Saved entries
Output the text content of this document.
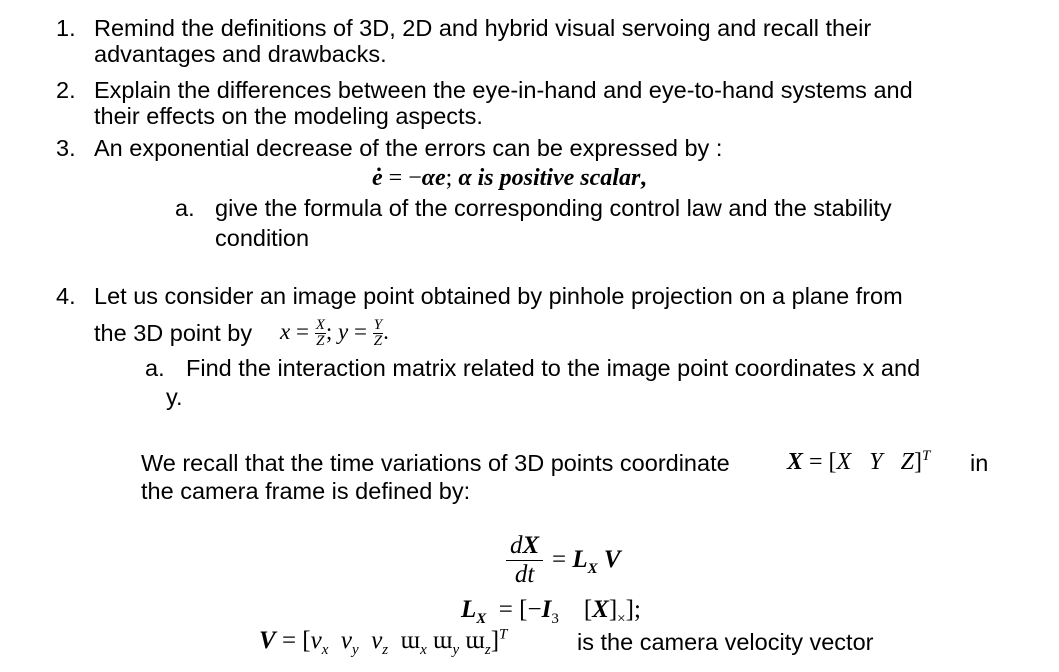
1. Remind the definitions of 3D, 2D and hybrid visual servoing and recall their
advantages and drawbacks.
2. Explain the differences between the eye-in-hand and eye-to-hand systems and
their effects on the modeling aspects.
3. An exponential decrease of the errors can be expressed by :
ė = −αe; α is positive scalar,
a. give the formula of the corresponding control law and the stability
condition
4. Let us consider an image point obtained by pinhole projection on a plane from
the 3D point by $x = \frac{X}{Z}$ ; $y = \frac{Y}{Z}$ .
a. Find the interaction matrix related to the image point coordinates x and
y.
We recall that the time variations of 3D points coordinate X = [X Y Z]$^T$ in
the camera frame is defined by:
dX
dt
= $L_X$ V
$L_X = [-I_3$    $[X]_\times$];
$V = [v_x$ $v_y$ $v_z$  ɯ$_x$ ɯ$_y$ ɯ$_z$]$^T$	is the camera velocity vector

__What to produce__
Copy everything in the records above except the pictures, exactly as written.

__Answer to this task__
Output the text content of this document.
1. Remind the definitions of 3D, 2D and hybrid visual servoing and recall their
advantages and drawbacks.
2. Explain the differences between the eye-in-hand and eye-to-hand systems and
their effects on the modeling aspects.
3. An exponential decrease of the errors can be expressed by :
ė = −αe; α is positive scalar,
a. give the formula of the corresponding control law and the stability
condition
4. Let us consider an image point obtained by pinhole projection on a plane from
the 3D point by $x = \frac{X}{Z}$ ; $y = \frac{Y}{Z}$ .
a. Find the interaction matrix related to the image point coordinates x and
y.
We recall that the time variations of 3D points coordinate X = [X Y Z]$^T$ in
the camera frame is defined by:
dX
dt
= $L_X$ V
$L_X = [-I_3$    $[X]_\times$];
$V = [v_x$ $v_y$ $v_z$  ɯ$_x$ ɯ$_y$ ɯ$_z$]$^T$	is the camera velocity vector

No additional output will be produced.